## PROMPT
Quote exactly, and only, the lines from the one with "Extract the structured" through the end of the listing.

++++ RECORDS ++++

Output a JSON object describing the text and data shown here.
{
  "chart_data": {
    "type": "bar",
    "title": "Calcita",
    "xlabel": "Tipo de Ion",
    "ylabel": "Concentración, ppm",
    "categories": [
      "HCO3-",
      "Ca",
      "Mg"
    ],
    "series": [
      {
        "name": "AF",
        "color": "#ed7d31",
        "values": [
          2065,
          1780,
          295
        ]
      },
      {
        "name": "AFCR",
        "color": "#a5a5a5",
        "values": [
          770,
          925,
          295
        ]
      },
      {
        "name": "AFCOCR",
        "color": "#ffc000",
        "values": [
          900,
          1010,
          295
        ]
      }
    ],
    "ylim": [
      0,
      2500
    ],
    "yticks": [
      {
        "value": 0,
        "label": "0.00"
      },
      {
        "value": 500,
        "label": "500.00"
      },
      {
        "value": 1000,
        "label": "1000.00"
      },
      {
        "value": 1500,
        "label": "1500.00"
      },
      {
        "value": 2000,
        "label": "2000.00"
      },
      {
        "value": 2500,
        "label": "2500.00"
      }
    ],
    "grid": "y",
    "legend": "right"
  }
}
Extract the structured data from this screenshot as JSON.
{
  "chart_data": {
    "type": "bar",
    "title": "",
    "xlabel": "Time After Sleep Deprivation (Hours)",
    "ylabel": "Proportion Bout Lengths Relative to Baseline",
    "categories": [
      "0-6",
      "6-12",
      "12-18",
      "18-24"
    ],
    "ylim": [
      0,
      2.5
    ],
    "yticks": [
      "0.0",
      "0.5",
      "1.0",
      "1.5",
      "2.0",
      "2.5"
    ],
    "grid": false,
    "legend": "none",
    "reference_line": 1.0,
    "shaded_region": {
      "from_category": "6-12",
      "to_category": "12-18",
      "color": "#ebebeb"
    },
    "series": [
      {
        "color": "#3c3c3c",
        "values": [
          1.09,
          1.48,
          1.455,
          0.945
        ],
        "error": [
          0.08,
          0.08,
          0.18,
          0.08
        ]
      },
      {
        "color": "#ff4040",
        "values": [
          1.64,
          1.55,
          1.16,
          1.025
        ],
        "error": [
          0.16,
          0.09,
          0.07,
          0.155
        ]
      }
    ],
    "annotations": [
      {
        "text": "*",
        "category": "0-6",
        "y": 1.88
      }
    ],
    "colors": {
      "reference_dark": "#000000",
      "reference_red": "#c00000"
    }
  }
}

++++

## RESPONSE TO THIS TASK
Extract the structured data from this screenshot as JSON.
{
  "chart_data": {
    "type": "bar",
    "title": "",
    "xlabel": "Time After Sleep Deprivation (Hours)",
    "ylabel": "Proportion Bout Lengths Relative to Baseline",
    "categories": [
      "0-6",
      "6-12",
      "12-18",
      "18-24"
    ],
    "ylim": [
      0,
      2.5
    ],
    "yticks": [
      "0.0",
      "0.5",
      "1.0",
      "1.5",
      "2.0",
      "2.5"
    ],
    "grid": false,
    "legend": "none",
    "reference_line": 1.0,
    "shaded_region": {
      "from_category": "6-12",
      "to_category": "12-18",
      "color": "#ebebeb"
    },
    "series": [
      {
        "color": "#3c3c3c",
        "values": [
          1.09,
          1.48,
          1.455,
          0.945
        ],
        "error": [
          0.08,
          0.08,
          0.18,
          0.08
        ]
      },
      {
        "color": "#ff4040",
        "values": [
          1.64,
          1.55,
          1.16,
          1.025
        ],
        "error": [
          0.16,
          0.09,
          0.07,
          0.155
        ]
      }
    ],
    "annotations": [
      {
        "text": "*",
        "category": "0-6",
        "y": 1.88
      }
    ],
    "colors": {
      "reference_dark": "#000000",
      "reference_red": "#c00000"
    }
  }
}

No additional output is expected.